Please return the full listing below without altering anything.

[Stored items]
* start *

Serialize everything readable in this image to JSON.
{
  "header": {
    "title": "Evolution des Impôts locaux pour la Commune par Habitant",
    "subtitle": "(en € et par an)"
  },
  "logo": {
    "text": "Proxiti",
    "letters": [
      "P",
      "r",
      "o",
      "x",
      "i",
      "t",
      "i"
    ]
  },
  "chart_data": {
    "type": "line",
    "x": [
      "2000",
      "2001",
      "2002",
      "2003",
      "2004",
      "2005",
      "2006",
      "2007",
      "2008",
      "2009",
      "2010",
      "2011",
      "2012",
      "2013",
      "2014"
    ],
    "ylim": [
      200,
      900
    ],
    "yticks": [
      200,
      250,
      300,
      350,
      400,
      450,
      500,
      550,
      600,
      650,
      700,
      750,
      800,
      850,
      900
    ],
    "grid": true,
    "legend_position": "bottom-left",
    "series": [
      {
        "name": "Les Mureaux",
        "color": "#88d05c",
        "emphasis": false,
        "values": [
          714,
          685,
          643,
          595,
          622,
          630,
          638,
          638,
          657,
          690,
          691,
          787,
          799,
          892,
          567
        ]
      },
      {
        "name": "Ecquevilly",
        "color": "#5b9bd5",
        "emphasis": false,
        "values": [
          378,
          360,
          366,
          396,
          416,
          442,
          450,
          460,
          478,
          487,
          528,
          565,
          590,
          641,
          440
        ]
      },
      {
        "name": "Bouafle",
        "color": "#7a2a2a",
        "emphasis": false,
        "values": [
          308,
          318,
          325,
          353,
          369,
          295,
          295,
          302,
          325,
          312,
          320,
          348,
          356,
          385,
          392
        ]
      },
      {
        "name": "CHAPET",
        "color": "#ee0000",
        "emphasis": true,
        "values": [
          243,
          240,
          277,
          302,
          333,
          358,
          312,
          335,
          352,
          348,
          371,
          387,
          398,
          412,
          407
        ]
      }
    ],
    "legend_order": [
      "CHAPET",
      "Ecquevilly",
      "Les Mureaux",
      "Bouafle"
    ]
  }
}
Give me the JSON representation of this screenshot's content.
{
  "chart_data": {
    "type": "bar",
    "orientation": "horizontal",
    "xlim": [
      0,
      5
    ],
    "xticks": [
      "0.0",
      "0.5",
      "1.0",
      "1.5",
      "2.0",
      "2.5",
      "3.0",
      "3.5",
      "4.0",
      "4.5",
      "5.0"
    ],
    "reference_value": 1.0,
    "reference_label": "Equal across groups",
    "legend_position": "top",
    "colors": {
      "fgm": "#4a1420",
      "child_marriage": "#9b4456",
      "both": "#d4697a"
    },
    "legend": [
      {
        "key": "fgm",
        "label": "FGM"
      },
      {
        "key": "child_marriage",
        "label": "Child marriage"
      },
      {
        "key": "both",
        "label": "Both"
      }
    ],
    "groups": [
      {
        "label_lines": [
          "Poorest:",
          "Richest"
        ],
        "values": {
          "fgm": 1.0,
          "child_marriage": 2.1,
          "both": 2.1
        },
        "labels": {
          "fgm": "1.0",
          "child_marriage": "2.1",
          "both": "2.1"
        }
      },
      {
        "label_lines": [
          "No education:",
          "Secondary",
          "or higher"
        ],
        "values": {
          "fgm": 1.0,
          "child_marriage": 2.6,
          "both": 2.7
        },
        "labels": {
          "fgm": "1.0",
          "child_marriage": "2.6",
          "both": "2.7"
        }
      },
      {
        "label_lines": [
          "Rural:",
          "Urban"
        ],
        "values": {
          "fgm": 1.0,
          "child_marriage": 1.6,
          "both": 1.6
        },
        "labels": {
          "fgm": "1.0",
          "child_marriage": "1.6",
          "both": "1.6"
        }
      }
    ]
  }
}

* end *

- _TASK RESULT_
Serialize everything readable in this image to JSON.
{
  "header": {
    "title": "Evolution des Impôts locaux pour la Commune par Habitant",
    "subtitle": "(en € et par an)"
  },
  "logo": {
    "text": "Proxiti",
    "letters": [
      "P",
      "r",
      "o",
      "x",
      "i",
      "t",
      "i"
    ]
  },
  "chart_data": {
    "type": "line",
    "x": [
      "2000",
      "2001",
      "2002",
      "2003",
      "2004",
      "2005",
      "2006",
      "2007",
      "2008",
      "2009",
      "2010",
      "2011",
      "2012",
      "2013",
      "2014"
    ],
    "ylim": [
      200,
      900
    ],
    "yticks": [
      200,
      250,
      300,
      350,
      400,
      450,
      500,
      550,
      600,
      650,
      700,
      750,
      800,
      850,
      900
    ],
    "grid": true,
    "legend_position": "bottom-left",
    "series": [
      {
        "name": "Les Mureaux",
        "color": "#88d05c",
        "emphasis": false,
        "values": [
          714,
          685,
          643,
          595,
          622,
          630,
          638,
          638,
          657,
          690,
          691,
          787,
          799,
          892,
          567
        ]
      },
      {
        "name": "Ecquevilly",
        "color": "#5b9bd5",
        "emphasis": false,
        "values": [
          378,
          360,
          366,
          396,
          416,
          442,
          450,
          460,
          478,
          487,
          528,
          565,
          590,
          641,
          440
        ]
      },
      {
        "name": "Bouafle",
        "color": "#7a2a2a",
        "emphasis": false,
        "values": [
          308,
          318,
          325,
          353,
          369,
          295,
          295,
          302,
          325,
          312,
          320,
          348,
          356,
          385,
          392
        ]
      },
      {
        "name": "CHAPET",
        "color": "#ee0000",
        "emphasis": true,
        "values": [
          243,
          240,
          277,
          302,
          333,
          358,
          312,
          335,
          352,
          348,
          371,
          387,
          398,
          412,
          407
        ]
      }
    ],
    "legend_order": [
      "CHAPET",
      "Ecquevilly",
      "Les Mureaux",
      "Bouafle"
    ]
  }
}
Give me the JSON representation of this screenshot's content.
{
  "chart_data": {
    "type": "bar",
    "orientation": "horizontal",
    "xlim": [
      0,
      5
    ],
    "xticks": [
      "0.0",
      "0.5",
      "1.0",
      "1.5",
      "2.0",
      "2.5",
      "3.0",
      "3.5",
      "4.0",
      "4.5",
      "5.0"
    ],
    "reference_value": 1.0,
    "reference_label": "Equal across groups",
    "legend_position": "top",
    "colors": {
      "fgm": "#4a1420",
      "child_marriage": "#9b4456",
      "both": "#d4697a"
    },
    "legend": [
      {
        "key": "fgm",
        "label": "FGM"
      },
      {
        "key": "child_marriage",
        "label": "Child marriage"
      },
      {
        "key": "both",
        "label": "Both"
      }
    ],
    "groups": [
      {
        "label_lines": [
          "Poorest:",
          "Richest"
        ],
        "values": {
          "fgm": 1.0,
          "child_marriage": 2.1,
          "both": 2.1
        },
        "labels": {
          "fgm": "1.0",
          "child_marriage": "2.1",
          "both": "2.1"
        }
      },
      {
        "label_lines": [
          "No education:",
          "Secondary",
          "or higher"
        ],
        "values": {
          "fgm": 1.0,
          "child_marriage": 2.6,
          "both": 2.7
        },
        "labels": {
          "fgm": "1.0",
          "child_marriage": "2.6",
          "both": "2.7"
        }
      },
      {
        "label_lines": [
          "Rural:",
          "Urban"
        ],
        "values": {
          "fgm": 1.0,
          "child_marriage": 1.6,
          "both": 1.6
        },
        "labels": {
          "fgm": "1.0",
          "child_marriage": "1.6",
          "both": "1.6"
        }
      }
    ]
  }
}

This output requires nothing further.